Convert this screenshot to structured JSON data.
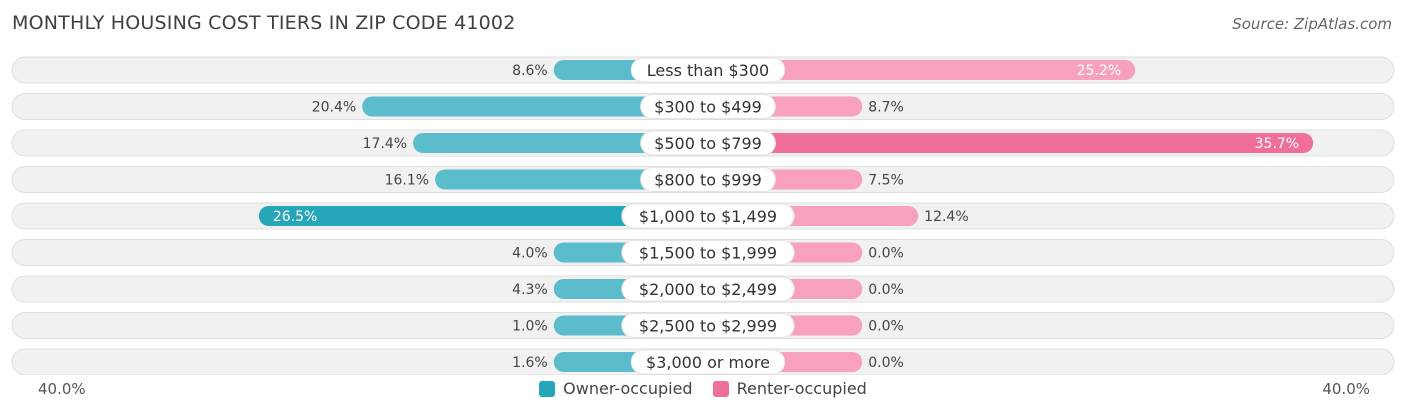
{
  "header": {
    "title": "MONTHLY HOUSING COST TIERS IN ZIP CODE 41002",
    "source": "Source: ZipAtlas.com"
  },
  "axis": {
    "left_label": "40.0%",
    "right_label": "40.0%"
  },
  "legend": {
    "owner": "Owner-occupied",
    "renter": "Renter-occupied"
  },
  "colors": {
    "owner": "#5bbccb",
    "owner_strong": "#26a6b9",
    "renter": "#f7a1bc",
    "renter_strong": "#f06f99",
    "row_bg": "#f1f1f1",
    "row_border": "#dedede"
  },
  "chart_data": {
    "type": "bar",
    "orientation": "horizontal-diverging",
    "title": "MONTHLY HOUSING COST TIERS IN ZIP CODE 41002",
    "xlim": [
      -40,
      40
    ],
    "categories": [
      "Less than $300",
      "$300 to $499",
      "$500 to $799",
      "$800 to $999",
      "$1,000 to $1,499",
      "$1,500 to $1,999",
      "$2,000 to $2,499",
      "$2,500 to $2,999",
      "$3,000 or more"
    ],
    "series": [
      {
        "name": "Owner-occupied",
        "values": [
          8.6,
          20.4,
          17.4,
          16.1,
          26.5,
          4.0,
          4.3,
          1.0,
          1.6
        ],
        "labels": [
          "8.6%",
          "20.4%",
          "17.4%",
          "16.1%",
          "26.5%",
          "4.0%",
          "4.3%",
          "1.0%",
          "1.6%"
        ]
      },
      {
        "name": "Renter-occupied",
        "values": [
          25.2,
          8.7,
          35.7,
          7.5,
          12.4,
          0.0,
          0.0,
          0.0,
          0.0
        ],
        "labels": [
          "25.2%",
          "8.7%",
          "35.7%",
          "7.5%",
          "12.4%",
          "0.0%",
          "0.0%",
          "0.0%",
          "0.0%"
        ]
      }
    ],
    "legend_position": "bottom-center"
  }
}
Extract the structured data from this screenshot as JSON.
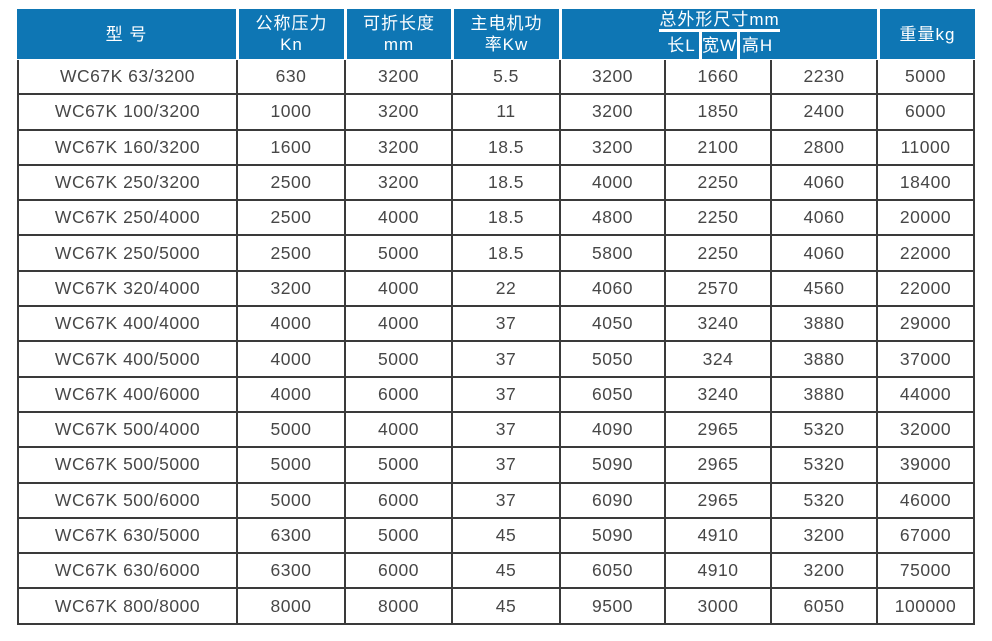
{
  "colors": {
    "header_bg": "#0e76b4",
    "header_text": "#ffffff",
    "body_text": "#474747",
    "grid_line": "#3a3a3a"
  },
  "table": {
    "header": {
      "model": "型 号",
      "pressure_line1": "公称压力",
      "pressure_line2": "Kn",
      "length_line1": "可折长度",
      "length_line2": "mm",
      "power_line1": "主电机功",
      "power_line2": "率Kw",
      "dimensions": "总外形尺寸mm",
      "dim_length": "长L",
      "dim_width": "宽W",
      "dim_height": "高H",
      "weight": "重量kg"
    },
    "rows": [
      [
        "WC67K 63/3200",
        "630",
        "3200",
        "5.5",
        "3200",
        "1660",
        "2230",
        "5000"
      ],
      [
        "WC67K 100/3200",
        "1000",
        "3200",
        "11",
        "3200",
        "1850",
        "2400",
        "6000"
      ],
      [
        "WC67K 160/3200",
        "1600",
        "3200",
        "18.5",
        "3200",
        "2100",
        "2800",
        "11000"
      ],
      [
        "WC67K 250/3200",
        "2500",
        "3200",
        "18.5",
        "4000",
        "2250",
        "4060",
        "18400"
      ],
      [
        "WC67K 250/4000",
        "2500",
        "4000",
        "18.5",
        "4800",
        "2250",
        "4060",
        "20000"
      ],
      [
        "WC67K 250/5000",
        "2500",
        "5000",
        "18.5",
        "5800",
        "2250",
        "4060",
        "22000"
      ],
      [
        "WC67K 320/4000",
        "3200",
        "4000",
        "22",
        "4060",
        "2570",
        "4560",
        "22000"
      ],
      [
        "WC67K 400/4000",
        "4000",
        "4000",
        "37",
        "4050",
        "3240",
        "3880",
        "29000"
      ],
      [
        "WC67K 400/5000",
        "4000",
        "5000",
        "37",
        "5050",
        "324",
        "3880",
        "37000"
      ],
      [
        "WC67K 400/6000",
        "4000",
        "6000",
        "37",
        "6050",
        "3240",
        "3880",
        "44000"
      ],
      [
        "WC67K 500/4000",
        "5000",
        "4000",
        "37",
        "4090",
        "2965",
        "5320",
        "32000"
      ],
      [
        "WC67K 500/5000",
        "5000",
        "5000",
        "37",
        "5090",
        "2965",
        "5320",
        "39000"
      ],
      [
        "WC67K 500/6000",
        "5000",
        "6000",
        "37",
        "6090",
        "2965",
        "5320",
        "46000"
      ],
      [
        "WC67K 630/5000",
        "6300",
        "5000",
        "45",
        "5090",
        "4910",
        "3200",
        "67000"
      ],
      [
        "WC67K 630/6000",
        "6300",
        "6000",
        "45",
        "6050",
        "4910",
        "3200",
        "75000"
      ],
      [
        "WC67K 800/8000",
        "8000",
        "8000",
        "45",
        "9500",
        "3000",
        "6050",
        "100000"
      ]
    ]
  }
}
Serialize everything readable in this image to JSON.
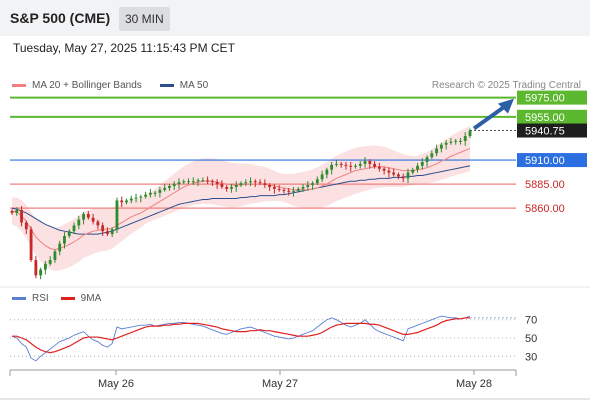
{
  "header": {
    "title": "S&P 500 (CME)",
    "timeframe": "30 MIN"
  },
  "datetime": "Tuesday, May 27, 2025 11:15:43 PM CET",
  "legend": {
    "items": [
      {
        "label": "MA 20 + Bollinger Bands",
        "color": "#f08080"
      },
      {
        "label": "MA 50",
        "color": "#2c4f8f"
      }
    ]
  },
  "copyright": "Research © 2025 Trading Central",
  "rsi_legend": {
    "items": [
      {
        "label": "RSI",
        "color": "#5b7fd4"
      },
      {
        "label": "9MA",
        "color": "#e02020"
      }
    ]
  },
  "colors": {
    "up": "#2e8b2e",
    "down": "#c62828",
    "resistance": "#5cb82e",
    "current": "#1e1e1e",
    "pivot": "#2b6fe0",
    "support": "#f08080",
    "arrow": "#2d5fa5"
  },
  "chart_data": [
    {
      "type": "candlestick",
      "title": "S&P 500 (CME)",
      "x_ticks": [
        "May 26",
        "May 27",
        "May 28"
      ],
      "ylim": [
        5780,
        5985
      ],
      "levels": [
        {
          "value": 5975.0,
          "label": "5975.00",
          "kind": "resistance"
        },
        {
          "value": 5955.0,
          "label": "5955.00",
          "kind": "resistance"
        },
        {
          "value": 5940.75,
          "label": "5940.75",
          "kind": "current"
        },
        {
          "value": 5910.0,
          "label": "5910.00",
          "kind": "pivot"
        },
        {
          "value": 5885.0,
          "label": "5885.00",
          "kind": "support"
        },
        {
          "value": 5860.0,
          "label": "5860.00",
          "kind": "support"
        }
      ],
      "candles_close": [
        5855,
        5858,
        5845,
        5838,
        5806,
        5790,
        5796,
        5802,
        5806,
        5815,
        5823,
        5831,
        5836,
        5842,
        5848,
        5854,
        5850,
        5846,
        5842,
        5836,
        5833,
        5838,
        5868,
        5866,
        5868,
        5870,
        5871,
        5872,
        5874,
        5876,
        5876,
        5879,
        5881,
        5883,
        5885,
        5887,
        5888,
        5888,
        5888,
        5889,
        5889,
        5888,
        5887,
        5885,
        5882,
        5880,
        5882,
        5884,
        5886,
        5887,
        5888,
        5887,
        5886,
        5884,
        5882,
        5880,
        5879,
        5878,
        5877,
        5878,
        5880,
        5882,
        5884,
        5886,
        5890,
        5895,
        5900,
        5905,
        5906,
        5905,
        5904,
        5903,
        5904,
        5906,
        5909,
        5906,
        5903,
        5901,
        5899,
        5897,
        5895,
        5893,
        5891,
        5897,
        5900,
        5904,
        5908,
        5913,
        5917,
        5922,
        5926,
        5928,
        5929,
        5930,
        5930,
        5935,
        5940.75
      ],
      "ma20": [
        5857,
        5856,
        5852,
        5846,
        5838,
        5830,
        5825,
        5821,
        5818,
        5817,
        5818,
        5820,
        5822,
        5825,
        5828,
        5832,
        5834,
        5836,
        5837,
        5838,
        5838,
        5839,
        5842,
        5845,
        5848,
        5851,
        5853,
        5855,
        5858,
        5861,
        5864,
        5867,
        5870,
        5873,
        5876,
        5879,
        5882,
        5884,
        5886,
        5887,
        5888,
        5888,
        5888,
        5887,
        5886,
        5885,
        5884,
        5884,
        5884,
        5885,
        5885,
        5885,
        5885,
        5885,
        5884,
        5883,
        5882,
        5881,
        5880,
        5879,
        5879,
        5879,
        5879,
        5880,
        5881,
        5883,
        5885,
        5888,
        5891,
        5893,
        5895,
        5897,
        5899,
        5900,
        5901,
        5902,
        5903,
        5903,
        5903,
        5902,
        5901,
        5900,
        5899,
        5899,
        5899,
        5900,
        5901,
        5902,
        5904,
        5906,
        5909,
        5911,
        5914,
        5916,
        5918,
        5920,
        5922
      ],
      "ma50": [
        5860,
        5859,
        5857,
        5855,
        5852,
        5849,
        5846,
        5843,
        5841,
        5839,
        5837,
        5836,
        5835,
        5834,
        5833,
        5833,
        5833,
        5833,
        5833,
        5834,
        5835,
        5836,
        5838,
        5840,
        5842,
        5844,
        5846,
        5848,
        5850,
        5852,
        5854,
        5856,
        5858,
        5860,
        5862,
        5864,
        5865,
        5866,
        5867,
        5868,
        5869,
        5869,
        5870,
        5870,
        5870,
        5870,
        5870,
        5870,
        5871,
        5871,
        5872,
        5872,
        5873,
        5873,
        5873,
        5873,
        5874,
        5874,
        5875,
        5876,
        5877,
        5878,
        5879,
        5880,
        5881,
        5882,
        5883,
        5884,
        5885,
        5886,
        5887,
        5888,
        5888,
        5889,
        5889,
        5890,
        5890,
        5891,
        5891,
        5891,
        5892,
        5892,
        5892,
        5893,
        5893,
        5894,
        5894,
        5895,
        5896,
        5897,
        5898,
        5899,
        5900,
        5901,
        5902,
        5903,
        5904
      ],
      "series": [
        {
          "name": "MA 20 + Bollinger Bands",
          "color": "#f08080"
        },
        {
          "name": "MA 50",
          "color": "#2c4f8f"
        }
      ]
    },
    {
      "type": "line",
      "title": "RSI",
      "y_ticks": [
        70,
        50,
        30
      ],
      "ylim": [
        15,
        85
      ],
      "series": [
        {
          "name": "RSI",
          "color": "#5b7fd4",
          "values": [
            52,
            50,
            44,
            40,
            28,
            25,
            30,
            34,
            38,
            42,
            46,
            48,
            50,
            53,
            55,
            57,
            52,
            48,
            46,
            42,
            40,
            44,
            62,
            60,
            61,
            62,
            63,
            64,
            64,
            65,
            63,
            64,
            65,
            66,
            66,
            67,
            67,
            66,
            65,
            64,
            63,
            61,
            59,
            57,
            55,
            54,
            56,
            58,
            60,
            61,
            62,
            60,
            58,
            56,
            54,
            52,
            51,
            50,
            49,
            50,
            52,
            54,
            56,
            58,
            62,
            66,
            70,
            72,
            70,
            67,
            64,
            62,
            64,
            66,
            70,
            65,
            60,
            57,
            55,
            53,
            51,
            49,
            47,
            60,
            62,
            64,
            66,
            68,
            70,
            72,
            74,
            73,
            72,
            72,
            71,
            72,
            74
          ]
        },
        {
          "name": "9MA",
          "color": "#e02020",
          "values": [
            52,
            52,
            50,
            48,
            44,
            40,
            37,
            35,
            34,
            35,
            37,
            39,
            41,
            44,
            47,
            50,
            51,
            51,
            51,
            50,
            49,
            48,
            50,
            52,
            54,
            56,
            58,
            60,
            62,
            63,
            63,
            63,
            64,
            64,
            65,
            65,
            66,
            66,
            66,
            66,
            65,
            64,
            63,
            62,
            60,
            59,
            58,
            57,
            57,
            57,
            58,
            58,
            59,
            58,
            58,
            57,
            56,
            55,
            54,
            53,
            52,
            52,
            52,
            53,
            54,
            56,
            59,
            62,
            64,
            65,
            66,
            66,
            66,
            66,
            66,
            65,
            65,
            64,
            62,
            60,
            58,
            56,
            54,
            54,
            55,
            56,
            58,
            60,
            62,
            64,
            67,
            69,
            70,
            71,
            71,
            72,
            72
          ]
        }
      ]
    }
  ]
}
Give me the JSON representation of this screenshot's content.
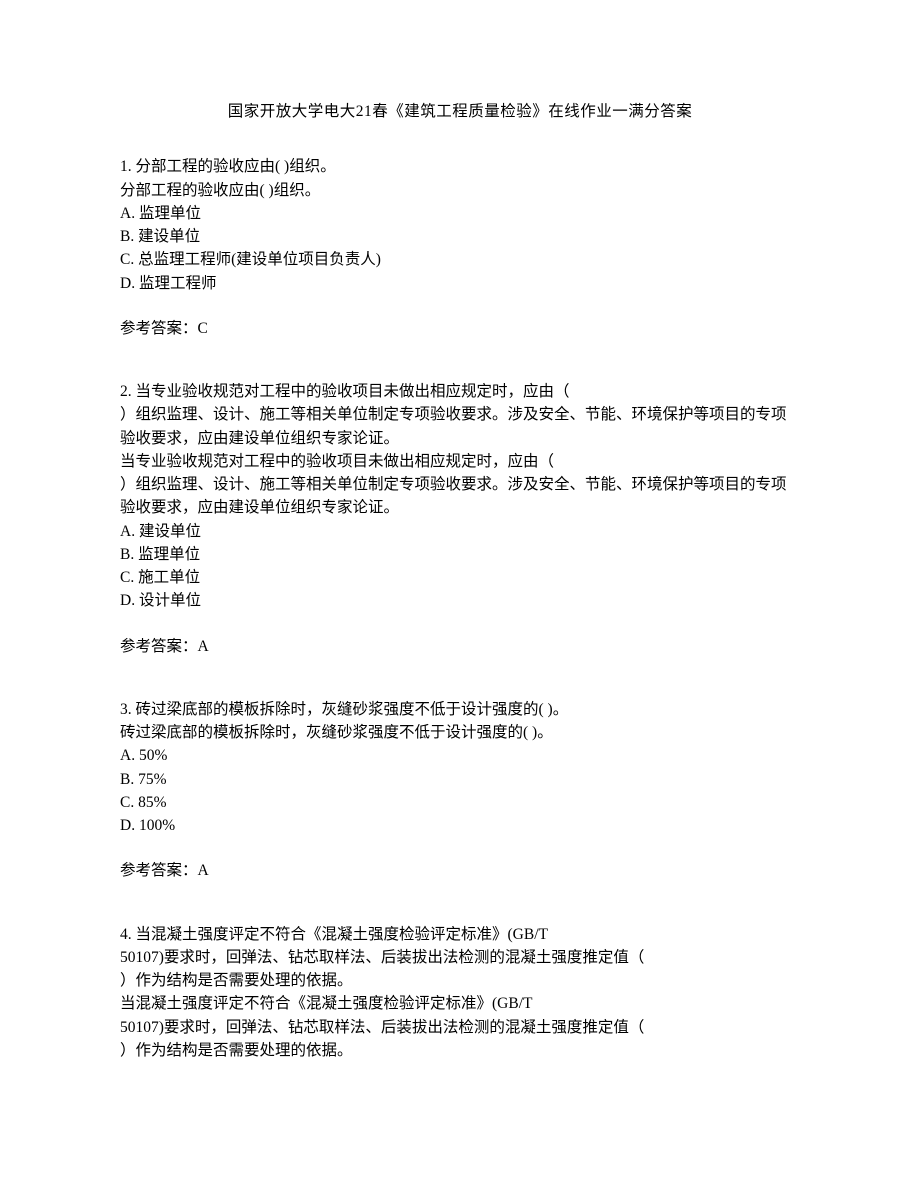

■ ■ ■

### REQUIRED TASK
From the material, report only how many lines include the word "this".

### TASK OUTPUT
4